_Set problem_: Set the listing down again exactly, please, apart from its pictures.
[Provided material start]
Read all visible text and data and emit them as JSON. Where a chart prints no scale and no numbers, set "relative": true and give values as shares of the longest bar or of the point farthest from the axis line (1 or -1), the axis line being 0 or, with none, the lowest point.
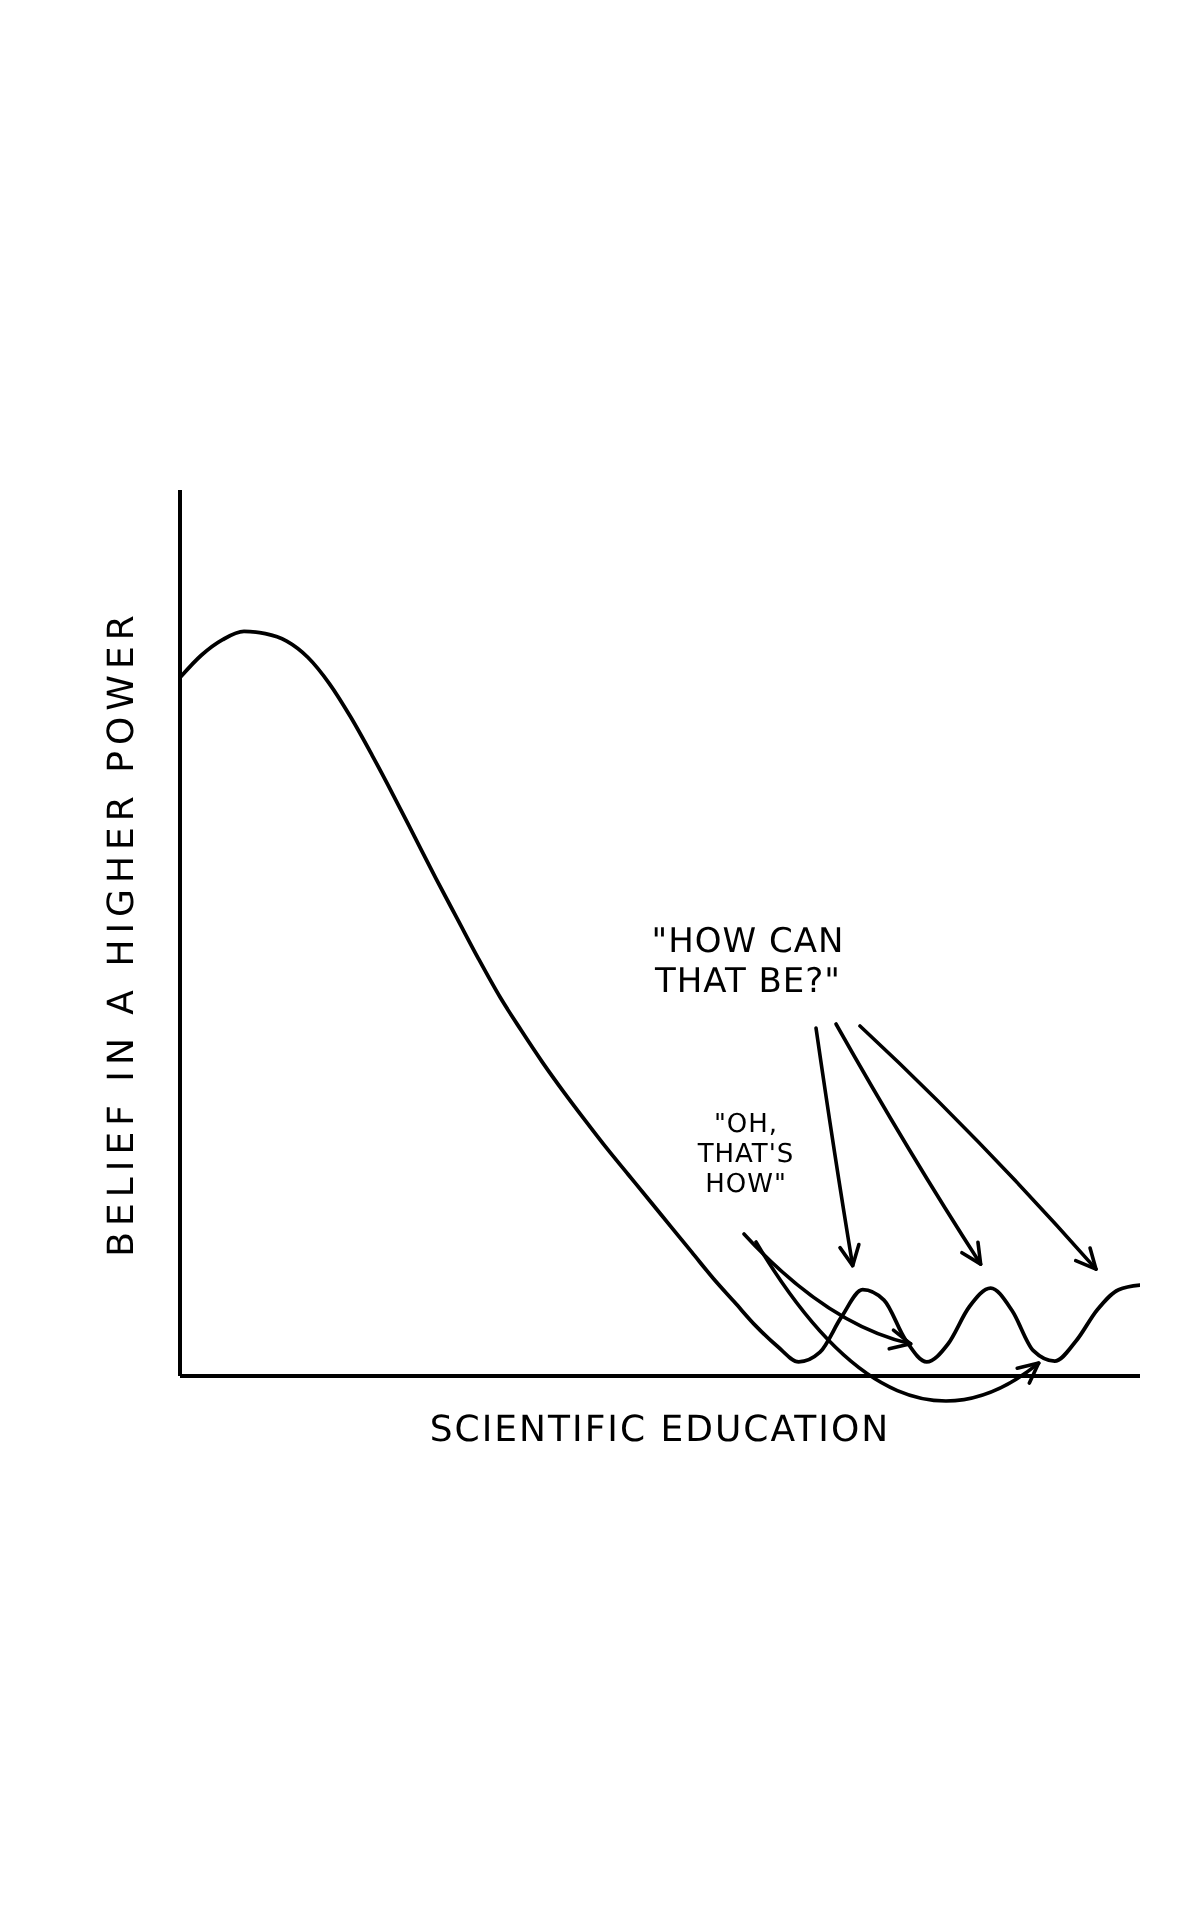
{
  "chart_data": {
    "type": "line",
    "relative": true,
    "xlabel": "SCIENTIFIC EDUCATION",
    "ylabel": "BELIEF IN A HIGHER POWER",
    "annotations": [
      "\"HOW CAN THAT BE?\"",
      "\"OH, THAT'S HOW\""
    ],
    "categories": [
      null,
      null,
      null,
      null,
      null,
      null,
      null,
      null,
      null,
      null,
      null,
      null,
      null,
      null,
      null,
      null,
      null,
      null,
      null,
      null,
      null,
      null,
      null,
      null,
      null,
      null,
      null,
      null,
      null,
      null,
      null,
      null,
      null,
      null,
      null,
      null,
      null,
      null,
      null,
      null,
      null,
      null,
      null,
      null,
      null,
      null
    ],
    "series": [
      {
        "color": "#000000",
        "values": [
          0.938,
          0.968,
          0.989,
          1,
          0.997,
          0.987,
          0.965,
          0.93,
          0.885,
          0.834,
          0.78,
          0.724,
          0.668,
          0.614,
          0.56,
          0.509,
          0.464,
          0.421,
          0.381,
          0.343,
          0.306,
          0.271,
          0.236,
          0.201,
          0.166,
          0.131,
          0.099,
          0.067,
          0.04,
          0.019,
          0.032,
          0.079,
          0.116,
          0.102,
          0.049,
          0.019,
          0.043,
          0.093,
          0.118,
          0.088,
          0.034,
          0.02,
          0.047,
          0.089,
          0.116,
          0.122
        ]
      }
    ]
  }
}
[Provided material end]
_Reply_:
Read all visible text and data and emit them as JSON. Where a chart prints no scale and no numbers, set "relative": true and give values as shares of the longest bar or of the point farthest from the axis line (1 or -1), the axis line being 0 or, with none, the lowest point.
{
  "chart_data": {
    "type": "line",
    "relative": true,
    "xlabel": "SCIENTIFIC EDUCATION",
    "ylabel": "BELIEF IN A HIGHER POWER",
    "annotations": [
      "\"HOW CAN THAT BE?\"",
      "\"OH, THAT'S HOW\""
    ],
    "categories": [
      null,
      null,
      null,
      null,
      null,
      null,
      null,
      null,
      null,
      null,
      null,
      null,
      null,
      null,
      null,
      null,
      null,
      null,
      null,
      null,
      null,
      null,
      null,
      null,
      null,
      null,
      null,
      null,
      null,
      null,
      null,
      null,
      null,
      null,
      null,
      null,
      null,
      null,
      null,
      null,
      null,
      null,
      null,
      null,
      null,
      null
    ],
    "series": [
      {
        "color": "#000000",
        "values": [
          0.938,
          0.968,
          0.989,
          1,
          0.997,
          0.987,
          0.965,
          0.93,
          0.885,
          0.834,
          0.78,
          0.724,
          0.668,
          0.614,
          0.56,
          0.509,
          0.464,
          0.421,
          0.381,
          0.343,
          0.306,
          0.271,
          0.236,
          0.201,
          0.166,
          0.131,
          0.099,
          0.067,
          0.04,
          0.019,
          0.032,
          0.079,
          0.116,
          0.102,
          0.049,
          0.019,
          0.043,
          0.093,
          0.118,
          0.088,
          0.034,
          0.02,
          0.047,
          0.089,
          0.116,
          0.122
        ]
      }
    ]
  }
}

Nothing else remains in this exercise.